Aim of the exercise - Quote each record exactly, please, leaving none out.

Supplied data -
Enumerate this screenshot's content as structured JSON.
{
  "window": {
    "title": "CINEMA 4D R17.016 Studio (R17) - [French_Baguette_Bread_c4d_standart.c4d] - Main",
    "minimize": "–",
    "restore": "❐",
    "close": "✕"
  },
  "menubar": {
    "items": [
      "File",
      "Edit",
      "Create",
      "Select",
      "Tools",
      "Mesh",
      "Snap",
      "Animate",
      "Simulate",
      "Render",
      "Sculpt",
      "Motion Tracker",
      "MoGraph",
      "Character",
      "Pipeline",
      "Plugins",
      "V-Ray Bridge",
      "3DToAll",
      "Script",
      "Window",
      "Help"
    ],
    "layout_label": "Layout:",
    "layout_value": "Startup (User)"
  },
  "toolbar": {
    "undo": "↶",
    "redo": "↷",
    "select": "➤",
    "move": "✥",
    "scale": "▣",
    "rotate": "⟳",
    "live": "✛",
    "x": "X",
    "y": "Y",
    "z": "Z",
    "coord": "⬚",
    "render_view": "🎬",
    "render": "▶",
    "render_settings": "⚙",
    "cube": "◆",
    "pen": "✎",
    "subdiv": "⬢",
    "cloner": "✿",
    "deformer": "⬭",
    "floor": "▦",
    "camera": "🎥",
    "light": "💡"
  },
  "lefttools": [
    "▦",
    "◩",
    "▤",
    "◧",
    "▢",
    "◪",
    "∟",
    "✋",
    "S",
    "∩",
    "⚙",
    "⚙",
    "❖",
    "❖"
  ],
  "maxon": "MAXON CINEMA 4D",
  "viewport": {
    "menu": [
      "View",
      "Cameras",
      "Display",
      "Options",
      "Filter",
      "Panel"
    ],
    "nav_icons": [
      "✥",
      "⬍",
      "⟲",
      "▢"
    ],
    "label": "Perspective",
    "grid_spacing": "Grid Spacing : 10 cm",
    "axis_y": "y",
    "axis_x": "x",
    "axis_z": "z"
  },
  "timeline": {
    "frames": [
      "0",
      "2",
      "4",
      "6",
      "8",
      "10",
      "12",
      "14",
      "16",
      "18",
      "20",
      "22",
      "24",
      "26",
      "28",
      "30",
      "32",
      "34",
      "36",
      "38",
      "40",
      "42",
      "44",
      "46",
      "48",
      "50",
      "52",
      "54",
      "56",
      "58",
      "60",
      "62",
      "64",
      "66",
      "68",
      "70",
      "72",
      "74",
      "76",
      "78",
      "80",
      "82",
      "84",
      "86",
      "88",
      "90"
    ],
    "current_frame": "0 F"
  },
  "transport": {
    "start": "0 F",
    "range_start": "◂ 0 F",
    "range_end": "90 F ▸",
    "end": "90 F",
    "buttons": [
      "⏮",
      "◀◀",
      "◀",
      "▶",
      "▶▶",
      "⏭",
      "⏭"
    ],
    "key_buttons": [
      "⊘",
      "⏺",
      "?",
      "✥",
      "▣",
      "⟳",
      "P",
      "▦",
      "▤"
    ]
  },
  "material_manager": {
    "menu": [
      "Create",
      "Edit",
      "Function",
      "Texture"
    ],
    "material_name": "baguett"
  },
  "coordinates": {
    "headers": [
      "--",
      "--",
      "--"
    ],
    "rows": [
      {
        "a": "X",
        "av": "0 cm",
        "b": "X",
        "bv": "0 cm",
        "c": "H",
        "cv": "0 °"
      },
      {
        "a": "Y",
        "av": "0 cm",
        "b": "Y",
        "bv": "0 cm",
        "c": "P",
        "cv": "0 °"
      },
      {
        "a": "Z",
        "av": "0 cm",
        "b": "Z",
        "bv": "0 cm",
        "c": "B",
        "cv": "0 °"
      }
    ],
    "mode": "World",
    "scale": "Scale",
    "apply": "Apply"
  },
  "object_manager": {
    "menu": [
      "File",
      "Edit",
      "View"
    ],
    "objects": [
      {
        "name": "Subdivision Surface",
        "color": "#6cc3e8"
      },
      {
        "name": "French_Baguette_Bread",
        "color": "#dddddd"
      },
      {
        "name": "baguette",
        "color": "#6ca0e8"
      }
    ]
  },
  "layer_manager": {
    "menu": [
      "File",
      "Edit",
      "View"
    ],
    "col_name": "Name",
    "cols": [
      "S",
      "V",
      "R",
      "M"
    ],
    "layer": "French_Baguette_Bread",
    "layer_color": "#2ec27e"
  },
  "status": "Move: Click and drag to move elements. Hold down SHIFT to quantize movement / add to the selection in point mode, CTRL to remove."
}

Final answer -
Enumerate this screenshot's content as structured JSON.
{
  "window": {
    "title": "CINEMA 4D R17.016 Studio (R17) - [French_Baguette_Bread_c4d_standart.c4d] - Main",
    "minimize": "–",
    "restore": "❐",
    "close": "✕"
  },
  "menubar": {
    "items": [
      "File",
      "Edit",
      "Create",
      "Select",
      "Tools",
      "Mesh",
      "Snap",
      "Animate",
      "Simulate",
      "Render",
      "Sculpt",
      "Motion Tracker",
      "MoGraph",
      "Character",
      "Pipeline",
      "Plugins",
      "V-Ray Bridge",
      "3DToAll",
      "Script",
      "Window",
      "Help"
    ],
    "layout_label": "Layout:",
    "layout_value": "Startup (User)"
  },
  "toolbar": {
    "undo": "↶",
    "redo": "↷",
    "select": "➤",
    "move": "✥",
    "scale": "▣",
    "rotate": "⟳",
    "live": "✛",
    "x": "X",
    "y": "Y",
    "z": "Z",
    "coord": "⬚",
    "render_view": "🎬",
    "render": "▶",
    "render_settings": "⚙",
    "cube": "◆",
    "pen": "✎",
    "subdiv": "⬢",
    "cloner": "✿",
    "deformer": "⬭",
    "floor": "▦",
    "camera": "🎥",
    "light": "💡"
  },
  "lefttools": [
    "▦",
    "◩",
    "▤",
    "◧",
    "▢",
    "◪",
    "∟",
    "✋",
    "S",
    "∩",
    "⚙",
    "⚙",
    "❖",
    "❖"
  ],
  "maxon": "MAXON CINEMA 4D",
  "viewport": {
    "menu": [
      "View",
      "Cameras",
      "Display",
      "Options",
      "Filter",
      "Panel"
    ],
    "nav_icons": [
      "✥",
      "⬍",
      "⟲",
      "▢"
    ],
    "label": "Perspective",
    "grid_spacing": "Grid Spacing : 10 cm",
    "axis_y": "y",
    "axis_x": "x",
    "axis_z": "z"
  },
  "timeline": {
    "frames": [
      "0",
      "2",
      "4",
      "6",
      "8",
      "10",
      "12",
      "14",
      "16",
      "18",
      "20",
      "22",
      "24",
      "26",
      "28",
      "30",
      "32",
      "34",
      "36",
      "38",
      "40",
      "42",
      "44",
      "46",
      "48",
      "50",
      "52",
      "54",
      "56",
      "58",
      "60",
      "62",
      "64",
      "66",
      "68",
      "70",
      "72",
      "74",
      "76",
      "78",
      "80",
      "82",
      "84",
      "86",
      "88",
      "90"
    ],
    "current_frame": "0 F"
  },
  "transport": {
    "start": "0 F",
    "range_start": "◂ 0 F",
    "range_end": "90 F ▸",
    "end": "90 F",
    "buttons": [
      "⏮",
      "◀◀",
      "◀",
      "▶",
      "▶▶",
      "⏭",
      "⏭"
    ],
    "key_buttons": [
      "⊘",
      "⏺",
      "?",
      "✥",
      "▣",
      "⟳",
      "P",
      "▦",
      "▤"
    ]
  },
  "material_manager": {
    "menu": [
      "Create",
      "Edit",
      "Function",
      "Texture"
    ],
    "material_name": "baguett"
  },
  "coordinates": {
    "headers": [
      "--",
      "--",
      "--"
    ],
    "rows": [
      {
        "a": "X",
        "av": "0 cm",
        "b": "X",
        "bv": "0 cm",
        "c": "H",
        "cv": "0 °"
      },
      {
        "a": "Y",
        "av": "0 cm",
        "b": "Y",
        "bv": "0 cm",
        "c": "P",
        "cv": "0 °"
      },
      {
        "a": "Z",
        "av": "0 cm",
        "b": "Z",
        "bv": "0 cm",
        "c": "B",
        "cv": "0 °"
      }
    ],
    "mode": "World",
    "scale": "Scale",
    "apply": "Apply"
  },
  "object_manager": {
    "menu": [
      "File",
      "Edit",
      "View"
    ],
    "objects": [
      {
        "name": "Subdivision Surface",
        "color": "#6cc3e8"
      },
      {
        "name": "French_Baguette_Bread",
        "color": "#dddddd"
      },
      {
        "name": "baguette",
        "color": "#6ca0e8"
      }
    ]
  },
  "layer_manager": {
    "menu": [
      "File",
      "Edit",
      "View"
    ],
    "col_name": "Name",
    "cols": [
      "S",
      "V",
      "R",
      "M"
    ],
    "layer": "French_Baguette_Bread",
    "layer_color": "#2ec27e"
  },
  "status": "Move: Click and drag to move elements. Hold down SHIFT to quantize movement / add to the selection in point mode, CTRL to remove."
}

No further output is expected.